= RECORDS TO PROCESS =
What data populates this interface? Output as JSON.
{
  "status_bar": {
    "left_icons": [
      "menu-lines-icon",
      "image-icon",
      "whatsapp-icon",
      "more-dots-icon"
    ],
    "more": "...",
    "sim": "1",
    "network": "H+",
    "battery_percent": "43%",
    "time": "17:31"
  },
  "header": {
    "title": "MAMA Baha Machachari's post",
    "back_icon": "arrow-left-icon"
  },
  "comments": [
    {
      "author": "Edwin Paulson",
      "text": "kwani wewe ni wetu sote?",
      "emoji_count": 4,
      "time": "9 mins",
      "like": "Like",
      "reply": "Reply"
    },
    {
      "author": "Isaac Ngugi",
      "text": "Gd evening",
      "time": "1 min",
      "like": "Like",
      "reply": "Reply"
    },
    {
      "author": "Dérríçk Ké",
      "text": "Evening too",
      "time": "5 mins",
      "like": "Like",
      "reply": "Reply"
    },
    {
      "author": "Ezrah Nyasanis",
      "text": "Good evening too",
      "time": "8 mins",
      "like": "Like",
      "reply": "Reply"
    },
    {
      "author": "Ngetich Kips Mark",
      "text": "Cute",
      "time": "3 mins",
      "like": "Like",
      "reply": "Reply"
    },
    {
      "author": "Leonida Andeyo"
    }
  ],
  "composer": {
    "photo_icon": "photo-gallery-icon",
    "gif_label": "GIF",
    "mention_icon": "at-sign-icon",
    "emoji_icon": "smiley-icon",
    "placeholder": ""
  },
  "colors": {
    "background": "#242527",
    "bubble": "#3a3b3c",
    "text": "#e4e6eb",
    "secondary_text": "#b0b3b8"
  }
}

= STATED GOAL =
Copy every line verbatim.

= TASK RESULT =
What data populates this interface? Output as JSON.
{
  "status_bar": {
    "left_icons": [
      "menu-lines-icon",
      "image-icon",
      "whatsapp-icon",
      "more-dots-icon"
    ],
    "more": "...",
    "sim": "1",
    "network": "H+",
    "battery_percent": "43%",
    "time": "17:31"
  },
  "header": {
    "title": "MAMA Baha Machachari's post",
    "back_icon": "arrow-left-icon"
  },
  "comments": [
    {
      "author": "Edwin Paulson",
      "text": "kwani wewe ni wetu sote?",
      "emoji_count": 4,
      "time": "9 mins",
      "like": "Like",
      "reply": "Reply"
    },
    {
      "author": "Isaac Ngugi",
      "text": "Gd evening",
      "time": "1 min",
      "like": "Like",
      "reply": "Reply"
    },
    {
      "author": "Dérríçk Ké",
      "text": "Evening too",
      "time": "5 mins",
      "like": "Like",
      "reply": "Reply"
    },
    {
      "author": "Ezrah Nyasanis",
      "text": "Good evening too",
      "time": "8 mins",
      "like": "Like",
      "reply": "Reply"
    },
    {
      "author": "Ngetich Kips Mark",
      "text": "Cute",
      "time": "3 mins",
      "like": "Like",
      "reply": "Reply"
    },
    {
      "author": "Leonida Andeyo"
    }
  ],
  "composer": {
    "photo_icon": "photo-gallery-icon",
    "gif_label": "GIF",
    "mention_icon": "at-sign-icon",
    "emoji_icon": "smiley-icon",
    "placeholder": ""
  },
  "colors": {
    "background": "#242527",
    "bubble": "#3a3b3c",
    "text": "#e4e6eb",
    "secondary_text": "#b0b3b8"
  }
}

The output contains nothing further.